Exercise task
In the listing below, locate the lines that hold the string "Лекция". Copy those lines.

Supplied data
+ + + + + + +
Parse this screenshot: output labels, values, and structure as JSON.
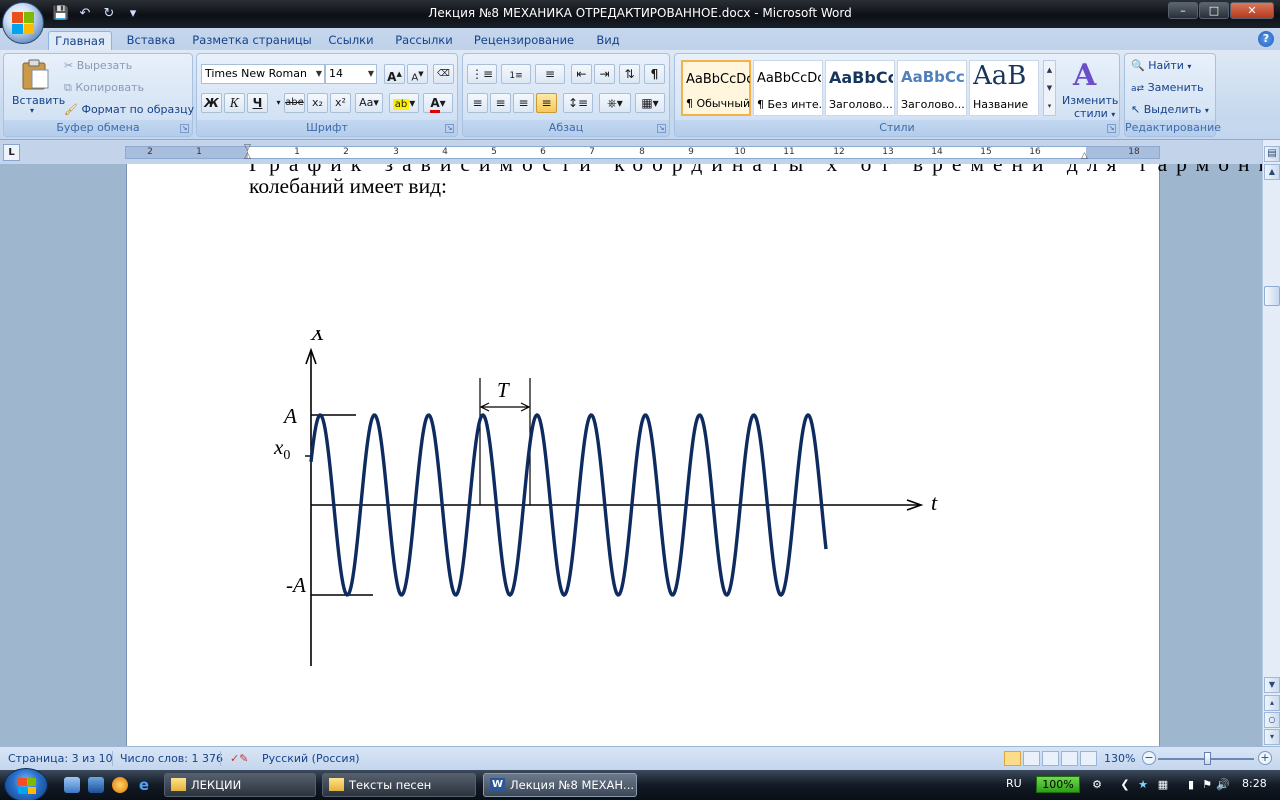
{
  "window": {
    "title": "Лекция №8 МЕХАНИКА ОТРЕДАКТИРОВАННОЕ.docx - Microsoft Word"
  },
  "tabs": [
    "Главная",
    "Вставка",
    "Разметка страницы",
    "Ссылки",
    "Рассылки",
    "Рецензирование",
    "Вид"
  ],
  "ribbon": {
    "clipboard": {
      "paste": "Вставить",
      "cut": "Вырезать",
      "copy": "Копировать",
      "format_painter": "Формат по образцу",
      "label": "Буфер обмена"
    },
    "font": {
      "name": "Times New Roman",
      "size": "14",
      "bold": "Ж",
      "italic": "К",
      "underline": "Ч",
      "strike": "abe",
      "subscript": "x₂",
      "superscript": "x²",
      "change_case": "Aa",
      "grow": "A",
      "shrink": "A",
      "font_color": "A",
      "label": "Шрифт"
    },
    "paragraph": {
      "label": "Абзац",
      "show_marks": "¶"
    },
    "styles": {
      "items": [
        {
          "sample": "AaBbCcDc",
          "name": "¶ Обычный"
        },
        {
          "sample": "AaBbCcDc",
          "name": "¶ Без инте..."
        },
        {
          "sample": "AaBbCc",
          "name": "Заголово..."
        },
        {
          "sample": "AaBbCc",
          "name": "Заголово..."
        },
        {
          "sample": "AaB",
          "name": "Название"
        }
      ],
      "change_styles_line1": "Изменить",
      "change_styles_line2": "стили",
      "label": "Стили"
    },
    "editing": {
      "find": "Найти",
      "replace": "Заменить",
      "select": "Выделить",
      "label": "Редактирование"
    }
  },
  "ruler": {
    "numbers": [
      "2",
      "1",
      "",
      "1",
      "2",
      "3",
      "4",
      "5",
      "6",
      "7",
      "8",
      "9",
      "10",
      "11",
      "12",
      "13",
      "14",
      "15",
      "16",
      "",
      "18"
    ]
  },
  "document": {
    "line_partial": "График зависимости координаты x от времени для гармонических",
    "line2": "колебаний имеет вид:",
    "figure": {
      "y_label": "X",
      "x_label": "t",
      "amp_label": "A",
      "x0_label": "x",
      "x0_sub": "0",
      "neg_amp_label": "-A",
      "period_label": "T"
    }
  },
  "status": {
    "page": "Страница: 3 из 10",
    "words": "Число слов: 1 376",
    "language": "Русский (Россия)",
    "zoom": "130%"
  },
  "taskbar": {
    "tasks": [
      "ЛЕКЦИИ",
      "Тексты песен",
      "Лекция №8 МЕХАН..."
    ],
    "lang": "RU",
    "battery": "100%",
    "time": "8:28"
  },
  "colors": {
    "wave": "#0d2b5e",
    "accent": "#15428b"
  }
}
+ + + + + + +
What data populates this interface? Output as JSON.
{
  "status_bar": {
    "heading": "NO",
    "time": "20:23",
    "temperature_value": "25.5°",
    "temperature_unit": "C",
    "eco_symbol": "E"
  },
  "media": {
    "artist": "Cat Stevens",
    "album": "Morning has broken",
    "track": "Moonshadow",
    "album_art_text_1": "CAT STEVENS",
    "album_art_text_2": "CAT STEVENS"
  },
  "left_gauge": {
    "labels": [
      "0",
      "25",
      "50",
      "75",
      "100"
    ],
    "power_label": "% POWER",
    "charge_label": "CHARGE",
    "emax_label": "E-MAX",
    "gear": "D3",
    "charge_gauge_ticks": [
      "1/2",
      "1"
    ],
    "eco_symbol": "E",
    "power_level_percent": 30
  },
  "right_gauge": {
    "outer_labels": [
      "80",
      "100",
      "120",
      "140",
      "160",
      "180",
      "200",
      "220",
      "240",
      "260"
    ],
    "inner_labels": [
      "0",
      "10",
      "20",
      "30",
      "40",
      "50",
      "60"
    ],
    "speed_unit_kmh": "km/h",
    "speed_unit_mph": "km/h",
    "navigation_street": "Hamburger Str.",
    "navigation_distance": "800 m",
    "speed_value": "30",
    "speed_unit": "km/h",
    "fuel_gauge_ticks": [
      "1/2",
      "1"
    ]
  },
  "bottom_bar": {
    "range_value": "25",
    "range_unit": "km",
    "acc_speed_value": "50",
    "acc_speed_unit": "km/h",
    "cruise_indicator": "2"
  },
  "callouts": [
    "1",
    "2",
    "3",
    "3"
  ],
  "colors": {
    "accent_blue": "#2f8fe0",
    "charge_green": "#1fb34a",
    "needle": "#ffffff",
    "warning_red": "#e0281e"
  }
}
+ + + + + + +
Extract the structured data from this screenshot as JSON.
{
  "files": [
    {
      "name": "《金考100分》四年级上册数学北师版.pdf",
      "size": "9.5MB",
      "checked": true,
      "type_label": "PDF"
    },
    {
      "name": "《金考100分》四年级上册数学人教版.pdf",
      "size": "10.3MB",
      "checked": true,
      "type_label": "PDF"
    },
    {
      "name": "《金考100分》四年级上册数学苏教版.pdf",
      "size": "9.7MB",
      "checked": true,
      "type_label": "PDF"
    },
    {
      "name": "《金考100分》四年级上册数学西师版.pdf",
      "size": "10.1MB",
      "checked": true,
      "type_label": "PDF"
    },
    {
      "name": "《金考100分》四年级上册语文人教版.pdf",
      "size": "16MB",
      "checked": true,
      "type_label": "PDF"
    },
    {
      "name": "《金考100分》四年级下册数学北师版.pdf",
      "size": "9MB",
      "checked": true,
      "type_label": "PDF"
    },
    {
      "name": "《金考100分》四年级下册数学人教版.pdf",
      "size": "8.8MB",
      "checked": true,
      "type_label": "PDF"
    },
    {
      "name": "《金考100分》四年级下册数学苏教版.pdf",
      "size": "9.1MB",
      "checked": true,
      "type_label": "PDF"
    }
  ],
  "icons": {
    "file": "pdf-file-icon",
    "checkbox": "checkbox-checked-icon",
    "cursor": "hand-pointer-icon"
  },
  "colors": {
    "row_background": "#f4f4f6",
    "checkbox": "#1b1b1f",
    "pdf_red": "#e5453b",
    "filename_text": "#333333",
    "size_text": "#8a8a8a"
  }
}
+ + + + + + +
The solution
    "title": "Лекция №8 МЕХАНИКА ОТРЕДАКТИРОВАННОЕ.docx - Microsoft Word"
      "Лекция №8 МЕХАН..."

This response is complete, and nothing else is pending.